* TASK OBJECTIVE *
Go over the entries and report the lines where the word "surface" occurs.

Top of LISTED RECORDS

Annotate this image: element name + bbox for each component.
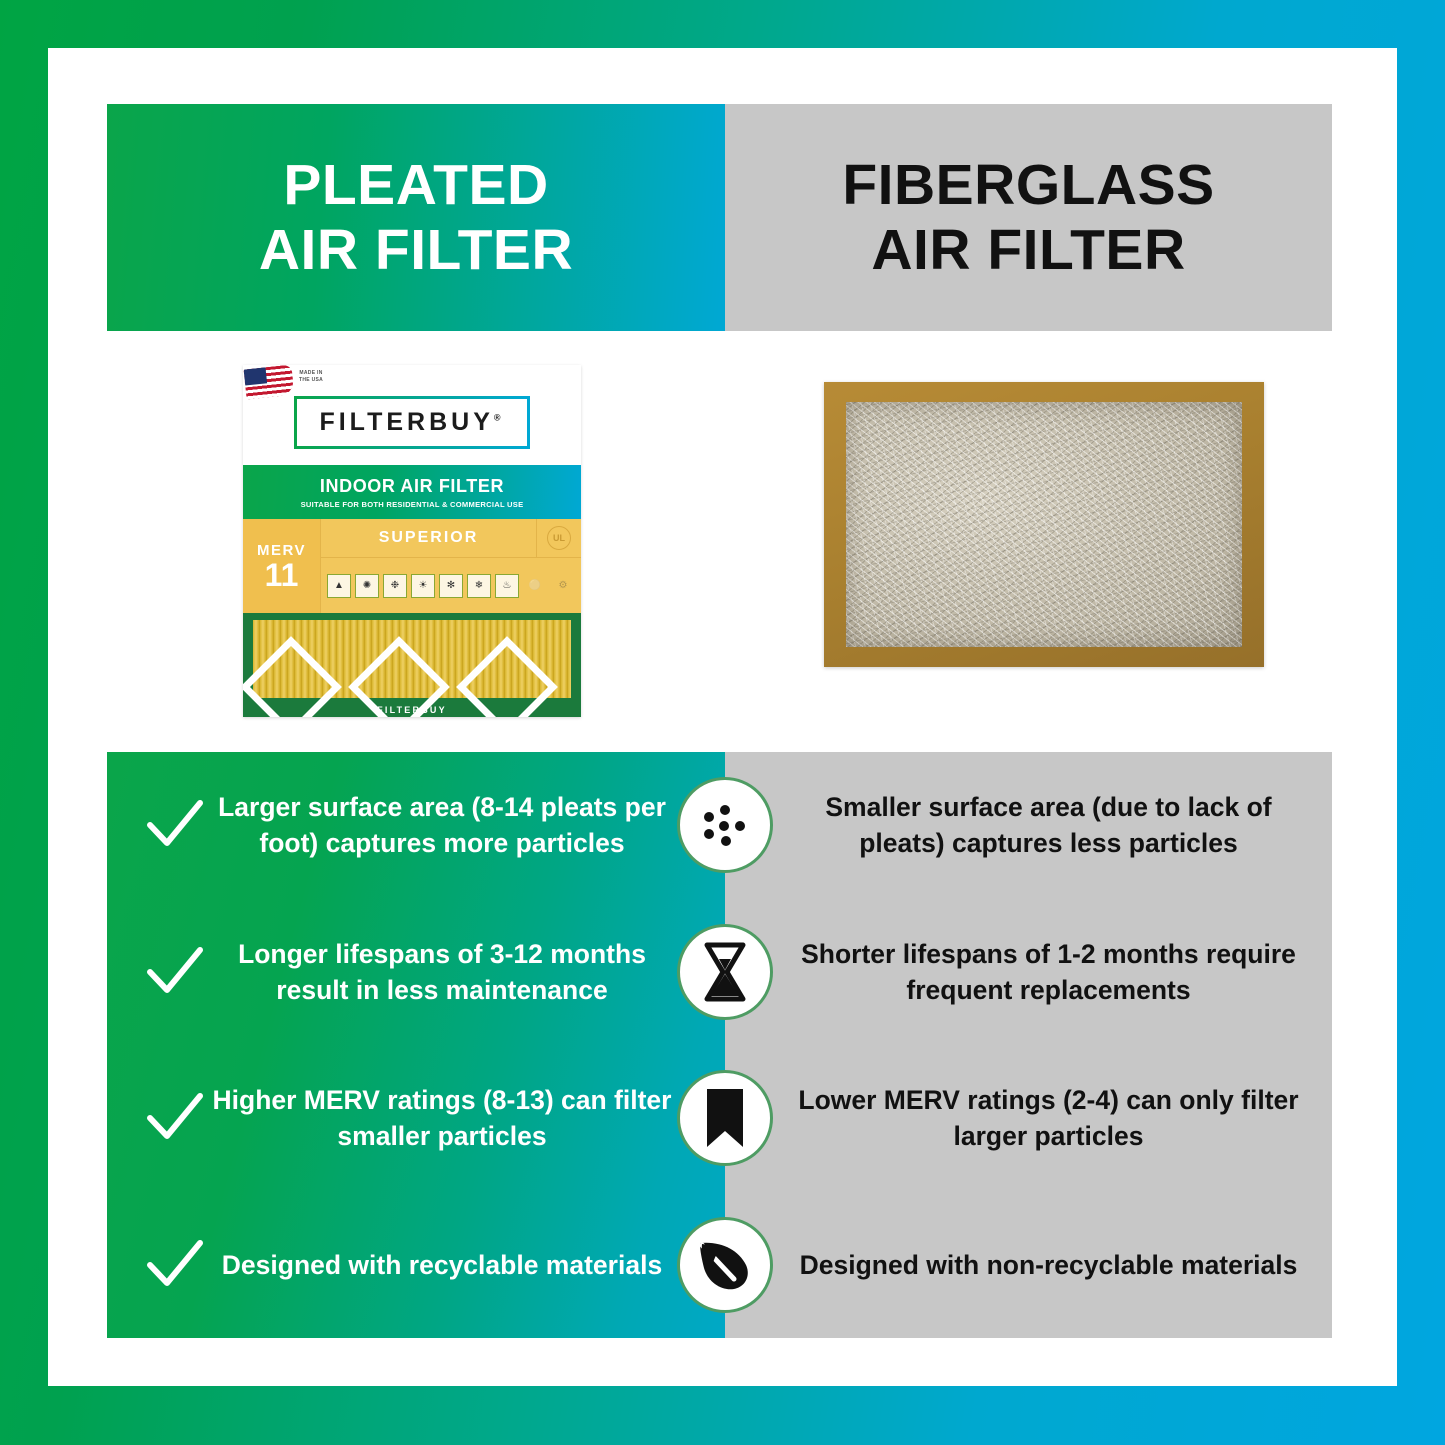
row-left-text: Larger surface area (8-14 pleats per foo… bbox=[207, 789, 677, 861]
pet-dander-icon: ❄ bbox=[467, 574, 491, 598]
made-in-usa-label: MADE IN THE USA bbox=[299, 370, 323, 383]
comparison-row: Higher MERV ratings (8-13) can filter sm… bbox=[107, 1045, 1332, 1192]
row-left-cell: Higher MERV ratings (8-13) can filter sm… bbox=[107, 1082, 725, 1154]
checkmark-icon bbox=[143, 799, 207, 851]
feature-icon-strip: ▲ ✺ ❉ ☀ ✻ ❄ ♨ ⚪ ⚙ bbox=[321, 558, 581, 613]
fiberglass-product-cell bbox=[725, 331, 1332, 752]
dust-icon: ▲ bbox=[327, 574, 351, 598]
filter-footer-brand: FILTERBUY bbox=[243, 705, 581, 715]
filterbuy-logo-text: FILTERBUY® bbox=[319, 408, 504, 437]
fiberglass-filter-product-image bbox=[824, 382, 1264, 667]
infographic-page: PLEATED AIR FILTER FIBERGLASS AIR FILTER… bbox=[0, 0, 1445, 1445]
comparison-rows: Larger surface area (8-14 pleats per foo… bbox=[107, 752, 1332, 1338]
checkmark-icon bbox=[143, 1239, 207, 1291]
mold-icon: ☀ bbox=[411, 574, 435, 598]
bacteria-icon: ✻ bbox=[439, 574, 463, 598]
fiberglass-mesh-texture bbox=[846, 402, 1242, 647]
hourglass-icon bbox=[677, 924, 773, 1020]
comparison-row: Designed with recyclable materials Desig… bbox=[107, 1192, 1332, 1339]
row-left-text: Longer lifespans of 3-12 months result i… bbox=[207, 936, 677, 1008]
band-subtitle: SUITABLE FOR BOTH RESIDENTIAL & COMMERCI… bbox=[301, 500, 524, 509]
filter-box-header: MADE IN THE USA FILTERBUY® bbox=[243, 365, 581, 465]
particles-icon bbox=[677, 777, 773, 873]
row-right-text: Shorter lifespans of 1-2 months require … bbox=[725, 936, 1332, 1008]
filter-box-band: INDOOR AIR FILTER SUITABLE FOR BOTH RESI… bbox=[243, 465, 581, 519]
ul-seal-icon: UL bbox=[547, 526, 571, 550]
row-right-text: Lower MERV ratings (2-4) can only filter… bbox=[725, 1082, 1332, 1154]
row-left-text: Designed with recyclable materials bbox=[207, 1247, 677, 1283]
header-fiberglass: FIBERGLASS AIR FILTER bbox=[725, 104, 1332, 331]
row-left-cell: Longer lifespans of 3-12 months result i… bbox=[107, 936, 725, 1008]
pollen-icon: ❉ bbox=[383, 574, 407, 598]
grade-label: SUPERIOR bbox=[321, 529, 536, 547]
row-right-text: Designed with non-recyclable materials bbox=[725, 1247, 1332, 1283]
header-fiberglass-title: FIBERGLASS AIR FILTER bbox=[842, 153, 1214, 283]
checkmark-icon bbox=[143, 1092, 207, 1144]
grade-row: SUPERIOR UL bbox=[321, 519, 581, 558]
insect-icon: ✺ bbox=[355, 574, 379, 598]
comparison-row: Longer lifespans of 3-12 months result i… bbox=[107, 899, 1332, 1046]
pleated-filter-media: FILTERBUY bbox=[243, 613, 581, 717]
merv-badge: MERV 11 bbox=[243, 519, 321, 613]
pleated-filter-product-image: MADE IN THE USA FILTERBUY® INDOOR AIR FI… bbox=[243, 365, 581, 717]
comparison-row: Larger surface area (8-14 pleats per foo… bbox=[107, 752, 1332, 899]
row-left-cell: Designed with recyclable materials bbox=[107, 1239, 725, 1291]
product-images-row: MADE IN THE USA FILTERBUY® INDOOR AIR FI… bbox=[107, 331, 1332, 752]
smoke-icon: ♨ bbox=[495, 574, 519, 598]
row-left-text: Higher MERV ratings (8-13) can filter sm… bbox=[207, 1082, 677, 1154]
pleated-product-cell: MADE IN THE USA FILTERBUY® INDOOR AIR FI… bbox=[107, 331, 725, 752]
merv-label: MERV bbox=[257, 542, 306, 559]
leaf-icon bbox=[677, 1217, 773, 1313]
header-pleated: PLEATED AIR FILTER bbox=[107, 104, 725, 331]
row-right-text: Smaller surface area (due to lack of ple… bbox=[725, 789, 1332, 861]
comparison-panel: Larger surface area (8-14 pleats per foo… bbox=[107, 752, 1332, 1338]
odor-icon-disabled: ⚪ bbox=[523, 574, 547, 598]
band-title: INDOOR AIR FILTER bbox=[320, 476, 504, 497]
spec-detail-column: SUPERIOR UL ▲ ✺ ❉ ☀ ✻ ❄ ♨ bbox=[321, 519, 581, 613]
comparison-headers: PLEATED AIR FILTER FIBERGLASS AIR FILTER bbox=[107, 104, 1332, 331]
usa-flag-icon bbox=[244, 365, 295, 399]
header-pleated-title: PLEATED AIR FILTER bbox=[259, 153, 573, 283]
virus-icon-disabled: ⚙ bbox=[551, 574, 575, 598]
certification-seal: UL bbox=[536, 519, 581, 557]
bookmark-icon bbox=[677, 1070, 773, 1166]
filter-box-spec-area: MERV 11 SUPERIOR UL ▲ ✺ ❉ bbox=[243, 519, 581, 613]
filterbuy-logo-frame: FILTERBUY® bbox=[294, 396, 529, 449]
row-left-cell: Larger surface area (8-14 pleats per foo… bbox=[107, 789, 725, 861]
merv-value: 11 bbox=[265, 559, 299, 591]
checkmark-icon bbox=[143, 946, 207, 998]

Bottom of LISTED RECORDS

* RESULT OF THIS EXERCISE *
row-left-text: Larger surface area (8-14 pleats per foo… bbox=[207, 789, 677, 861]
comparison-rows: Larger surface area (8-14 pleats per foo… bbox=[107, 752, 1332, 1338]
comparison-row: Larger surface area (8-14 pleats per foo… bbox=[107, 752, 1332, 899]
row-right-text: Smaller surface area (due to lack of ple… bbox=[725, 789, 1332, 861]
comparison-panel: Larger surface area (8-14 pleats per foo… bbox=[107, 752, 1332, 1338]
row-left-cell: Larger surface area (8-14 pleats per foo… bbox=[107, 789, 725, 861]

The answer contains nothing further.